Dataset entries
━━━━━━━━
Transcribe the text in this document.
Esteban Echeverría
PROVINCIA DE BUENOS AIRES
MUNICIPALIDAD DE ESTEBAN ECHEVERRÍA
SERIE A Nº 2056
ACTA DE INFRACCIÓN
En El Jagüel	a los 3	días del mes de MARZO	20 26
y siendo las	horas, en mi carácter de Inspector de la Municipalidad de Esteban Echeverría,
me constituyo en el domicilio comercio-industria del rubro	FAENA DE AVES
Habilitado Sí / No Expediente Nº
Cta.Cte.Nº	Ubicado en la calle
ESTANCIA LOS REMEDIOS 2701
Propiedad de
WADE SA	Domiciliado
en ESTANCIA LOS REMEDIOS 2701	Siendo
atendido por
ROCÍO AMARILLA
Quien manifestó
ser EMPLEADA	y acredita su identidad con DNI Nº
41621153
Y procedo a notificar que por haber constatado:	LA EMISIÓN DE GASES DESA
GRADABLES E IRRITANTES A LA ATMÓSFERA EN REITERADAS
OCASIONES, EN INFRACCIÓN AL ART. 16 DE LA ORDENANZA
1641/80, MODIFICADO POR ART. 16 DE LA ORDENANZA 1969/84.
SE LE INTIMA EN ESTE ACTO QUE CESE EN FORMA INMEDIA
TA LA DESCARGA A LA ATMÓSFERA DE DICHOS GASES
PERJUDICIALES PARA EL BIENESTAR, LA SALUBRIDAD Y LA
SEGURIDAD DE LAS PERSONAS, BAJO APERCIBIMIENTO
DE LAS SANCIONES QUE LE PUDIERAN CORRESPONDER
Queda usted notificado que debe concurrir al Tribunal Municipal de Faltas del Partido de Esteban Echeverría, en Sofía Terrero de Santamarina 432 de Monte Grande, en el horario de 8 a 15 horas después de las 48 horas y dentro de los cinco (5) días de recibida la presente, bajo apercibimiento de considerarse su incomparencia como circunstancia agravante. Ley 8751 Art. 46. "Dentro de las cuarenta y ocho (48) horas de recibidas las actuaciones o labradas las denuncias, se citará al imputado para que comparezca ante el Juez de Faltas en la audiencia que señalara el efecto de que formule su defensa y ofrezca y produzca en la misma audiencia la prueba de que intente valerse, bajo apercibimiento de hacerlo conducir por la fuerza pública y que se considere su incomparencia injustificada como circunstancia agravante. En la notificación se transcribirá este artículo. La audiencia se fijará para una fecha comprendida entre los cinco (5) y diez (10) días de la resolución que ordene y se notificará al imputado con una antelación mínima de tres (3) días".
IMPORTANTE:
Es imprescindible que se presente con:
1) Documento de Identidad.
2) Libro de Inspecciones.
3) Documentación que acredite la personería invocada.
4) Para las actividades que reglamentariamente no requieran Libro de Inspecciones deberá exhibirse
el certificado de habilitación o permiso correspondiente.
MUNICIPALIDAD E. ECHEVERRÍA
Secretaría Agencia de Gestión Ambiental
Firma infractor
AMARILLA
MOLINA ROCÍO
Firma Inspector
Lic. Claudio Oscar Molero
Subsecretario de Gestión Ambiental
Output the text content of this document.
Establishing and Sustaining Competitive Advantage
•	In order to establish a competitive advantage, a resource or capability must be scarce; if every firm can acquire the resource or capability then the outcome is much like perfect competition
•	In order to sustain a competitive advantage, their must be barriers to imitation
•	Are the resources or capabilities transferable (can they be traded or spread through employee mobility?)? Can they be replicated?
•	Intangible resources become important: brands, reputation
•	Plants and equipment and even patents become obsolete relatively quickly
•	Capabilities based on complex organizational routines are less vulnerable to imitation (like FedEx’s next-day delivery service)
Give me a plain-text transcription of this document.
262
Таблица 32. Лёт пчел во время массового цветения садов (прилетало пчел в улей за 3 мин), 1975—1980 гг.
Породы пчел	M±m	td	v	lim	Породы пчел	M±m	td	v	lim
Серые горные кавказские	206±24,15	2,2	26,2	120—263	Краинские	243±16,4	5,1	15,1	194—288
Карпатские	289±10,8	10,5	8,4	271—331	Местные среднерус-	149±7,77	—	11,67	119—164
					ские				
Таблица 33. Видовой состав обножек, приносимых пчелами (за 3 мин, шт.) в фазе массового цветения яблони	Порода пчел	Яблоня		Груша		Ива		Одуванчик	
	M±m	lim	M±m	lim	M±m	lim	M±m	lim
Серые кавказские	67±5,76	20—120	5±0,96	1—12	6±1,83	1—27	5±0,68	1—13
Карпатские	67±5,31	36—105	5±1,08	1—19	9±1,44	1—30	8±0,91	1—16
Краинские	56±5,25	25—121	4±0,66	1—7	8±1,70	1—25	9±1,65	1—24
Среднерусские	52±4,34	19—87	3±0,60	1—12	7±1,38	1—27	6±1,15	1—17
━━━━━━━━
### TO BE DONE:
How many of the lines above include the string "Ambiental"? Reply with the number by itself.

### RESPONSE TO THIS EXERCISE:
2